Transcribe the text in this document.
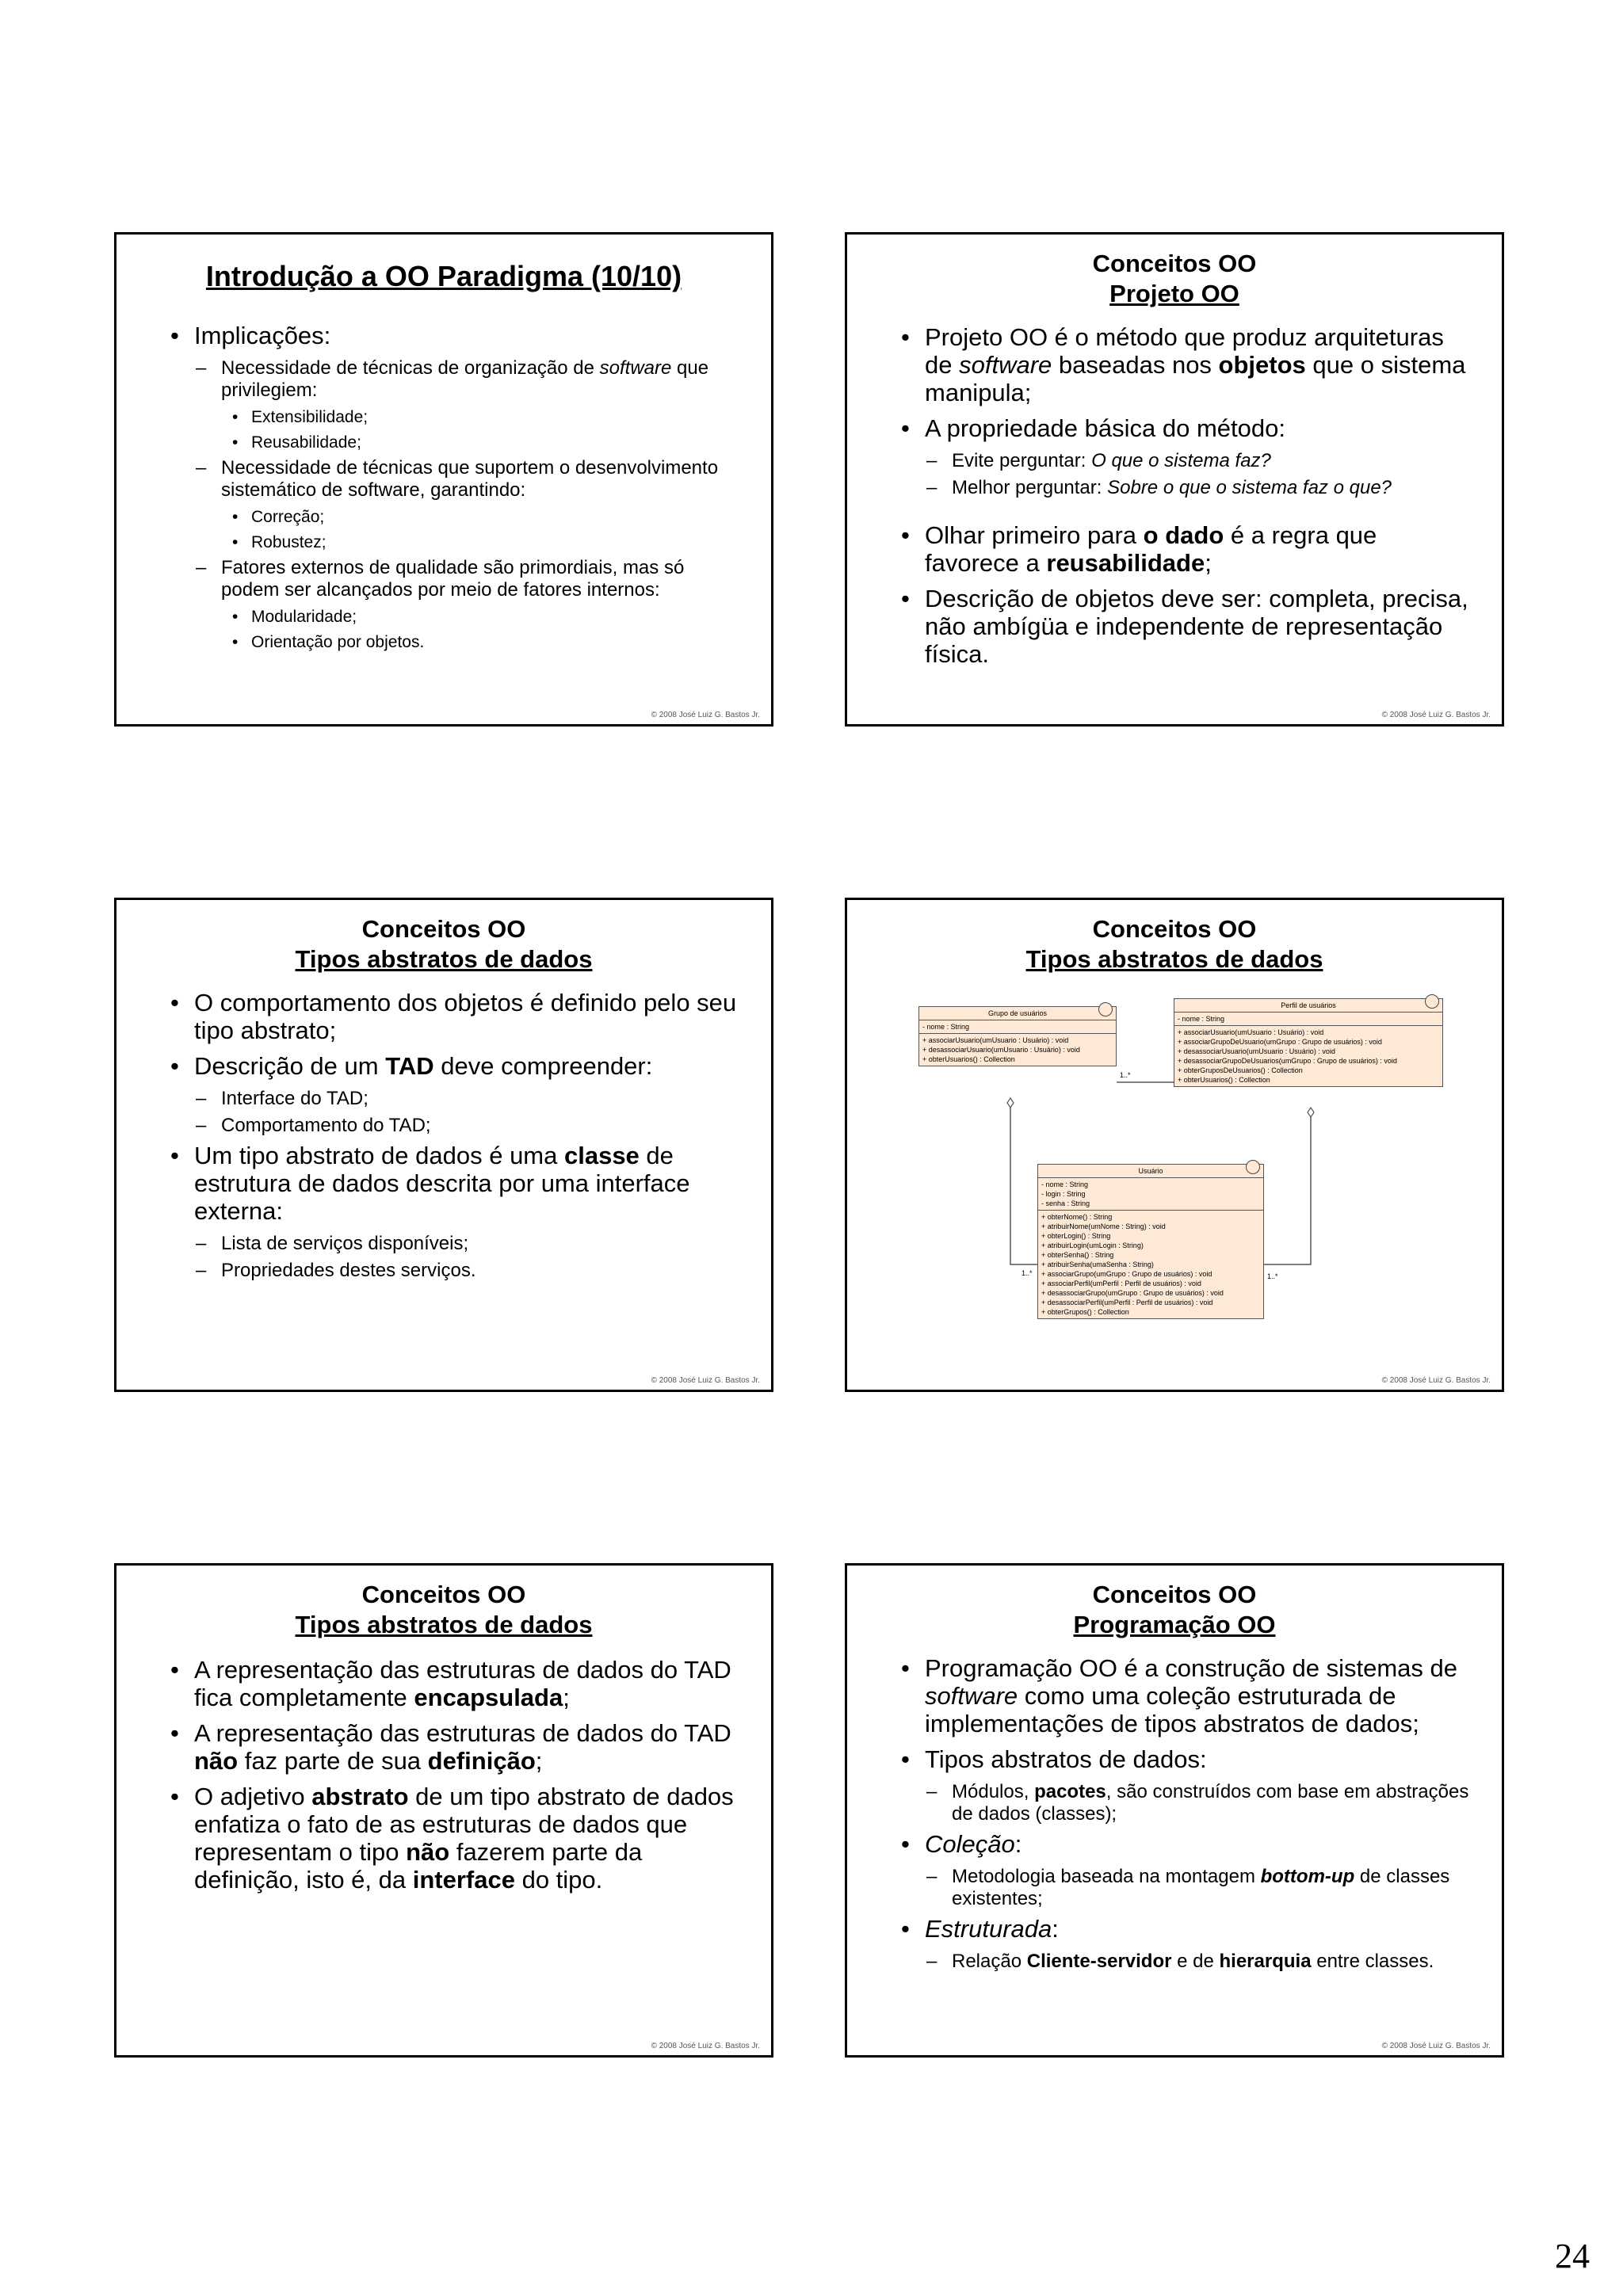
Introdução a OO Paradigma (10/10)
• Implicações:
– Necessidade de técnicas de organização de software que privilegiem:
• Extensibilidade;
• Reusabilidade;
– Necessidade de técnicas que suportem o desenvolvimento sistemático de software, garantindo:
• Correção;
• Robustez;
– Fatores externos de qualidade são primordiais, mas só podem ser alcançados por meio de fatores internos:
• Modularidade;
• Orientação por objetos.
© 2008 José Luiz G. Bastos Jr.
Conceitos OO
Projeto OO
• Projeto OO é o método que produz arquiteturas de software baseadas nos objetos que o sistema manipula;
• A propriedade básica do método:
– Evite perguntar: O que o sistema faz?
– Melhor perguntar: Sobre o que o sistema faz o que?
• Olhar primeiro para o dado é a regra que favorece a reusabilidade;
• Descrição de objetos deve ser: completa, precisa, não ambígüa e independente de representação física.
© 2008 José Luiz G. Bastos Jr.
Conceitos OO
Tipos abstratos de dados
• O comportamento dos objetos é definido pelo seu tipo abstrato;
• Descrição de um TAD deve compreender:
– Interface do TAD;
– Comportamento do TAD;
• Um tipo abstrato de dados é uma classe de estrutura de dados descrita por uma interface externa:
– Lista de serviços disponíveis;
– Propriedades destes serviços.
© 2008 José Luiz G. Bastos Jr.
Conceitos OO
Tipos abstratos de dados
Grupo de usuários
- nome : String
+ associarUsuario(umUsuario : Usuário) : void
+ desassociarUsuario(umUsuario : Usuário) : void
+ obterUsuarios() : Collection
1..*
Perfil de usuários
- nome : String
+ associarUsuario(umUsuario : Usuário) : void
+ associarGrupoDeUsuario(umGrupo : Grupo de usuários) : void
+ desassociarUsuario(umUsuario : Usuário) : void
+ desassociarGrupoDeUsuarios(umGrupo : Grupo de usuários) : void
+ obterGruposDeUsuarios() : Collection
+ obterUsuarios() : Collection
Usuário
- nome : String
- login : String
- senha : String
+ obterNome() : String
+ atribuirNome(umNome : String) : void
+ obterLogin() : String
+ atribuirLogin(umLogin : String)
+ obterSenha() : String
+ atribuirSenha(umaSenha : String)
+ associarGrupo(umGrupo : Grupo de usuários) : void
+ associarPerfil(umPerfil : Perfil de usuários) : void
+ desassociarGrupo(umGrupo : Grupo de usuários) : void
+ desassociarPerfil(umPerfil : Perfil de usuários) : void
+ obterGrupos() : Collection
1..*	1..*
© 2008 José Luiz G. Bastos Jr.
Conceitos OO
Tipos abstratos de dados
• A representação das estruturas de dados do TAD fica completamente encapsulada;
• A representação das estruturas de dados do TAD não faz parte de sua definição;
• O adjetivo abstrato de um tipo abstrato de dados enfatiza o fato de as estruturas de dados que representam o tipo não fazerem parte da definição, isto é, da interface do tipo.
© 2008 José Luiz G. Bastos Jr.
Conceitos OO
Programação OO
• Programação OO é a construção de sistemas de software como uma coleção estruturada de implementações de tipos abstratos de dados;
• Tipos abstratos de dados:
– Módulos, pacotes, são construídos com base em abstrações de dados (classes);
• Coleção:
– Metodologia baseada na montagem bottom-up de classes existentes;
• Estruturada:
– Relação Cliente-servidor e de hierarquia entre classes.
© 2008 José Luiz G. Bastos Jr.
24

◇ ◇ ◇ ◇ ◇ ◇ ◇

Problem statement:
Quote the entries above word for word. Leave the images out.

Result:
Transcribe the text in this document.
Introdução a OO Paradigma (10/10)
• Implicações:
– Necessidade de técnicas de organização de software que privilegiem:
• Extensibilidade;
• Reusabilidade;
– Necessidade de técnicas que suportem o desenvolvimento sistemático de software, garantindo:
• Correção;
• Robustez;
– Fatores externos de qualidade são primordiais, mas só podem ser alcançados por meio de fatores internos:
• Modularidade;
• Orientação por objetos.
© 2008 José Luiz G. Bastos Jr.
Conceitos OO
Projeto OO
• Projeto OO é o método que produz arquiteturas de software baseadas nos objetos que o sistema manipula;
• A propriedade básica do método:
– Evite perguntar: O que o sistema faz?
– Melhor perguntar: Sobre o que o sistema faz o que?
• Olhar primeiro para o dado é a regra que favorece a reusabilidade;
• Descrição de objetos deve ser: completa, precisa, não ambígüa e independente de representação física.
© 2008 José Luiz G. Bastos Jr.
Conceitos OO
Tipos abstratos de dados
• O comportamento dos objetos é definido pelo seu tipo abstrato;
• Descrição de um TAD deve compreender:
– Interface do TAD;
– Comportamento do TAD;
• Um tipo abstrato de dados é uma classe de estrutura de dados descrita por uma interface externa:
– Lista de serviços disponíveis;
– Propriedades destes serviços.
© 2008 José Luiz G. Bastos Jr.
Conceitos OO
Tipos abstratos de dados
Grupo de usuários
- nome : String
+ associarUsuario(umUsuario : Usuário) : void
+ desassociarUsuario(umUsuario : Usuário) : void
+ obterUsuarios() : Collection
1..*
Perfil de usuários
- nome : String
+ associarUsuario(umUsuario : Usuário) : void
+ associarGrupoDeUsuario(umGrupo : Grupo de usuários) : void
+ desassociarUsuario(umUsuario : Usuário) : void
+ desassociarGrupoDeUsuarios(umGrupo : Grupo de usuários) : void
+ obterGruposDeUsuarios() : Collection
+ obterUsuarios() : Collection
Usuário
- nome : String
- login : String
- senha : String
+ obterNome() : String
+ atribuirNome(umNome : String) : void
+ obterLogin() : String
+ atribuirLogin(umLogin : String)
+ obterSenha() : String
+ atribuirSenha(umaSenha : String)
+ associarGrupo(umGrupo : Grupo de usuários) : void
+ associarPerfil(umPerfil : Perfil de usuários) : void
+ desassociarGrupo(umGrupo : Grupo de usuários) : void
+ desassociarPerfil(umPerfil : Perfil de usuários) : void
+ obterGrupos() : Collection
1..*	1..*
© 2008 José Luiz G. Bastos Jr.
Conceitos OO
Tipos abstratos de dados
• A representação das estruturas de dados do TAD fica completamente encapsulada;
• A representação das estruturas de dados do TAD não faz parte de sua definição;
• O adjetivo abstrato de um tipo abstrato de dados enfatiza o fato de as estruturas de dados que representam o tipo não fazerem parte da definição, isto é, da interface do tipo.
© 2008 José Luiz G. Bastos Jr.
Conceitos OO
Programação OO
• Programação OO é a construção de sistemas de software como uma coleção estruturada de implementações de tipos abstratos de dados;
• Tipos abstratos de dados:
– Módulos, pacotes, são construídos com base em abstrações de dados (classes);
• Coleção:
– Metodologia baseada na montagem bottom-up de classes existentes;
• Estruturada:
– Relação Cliente-servidor e de hierarquia entre classes.
© 2008 José Luiz G. Bastos Jr.
24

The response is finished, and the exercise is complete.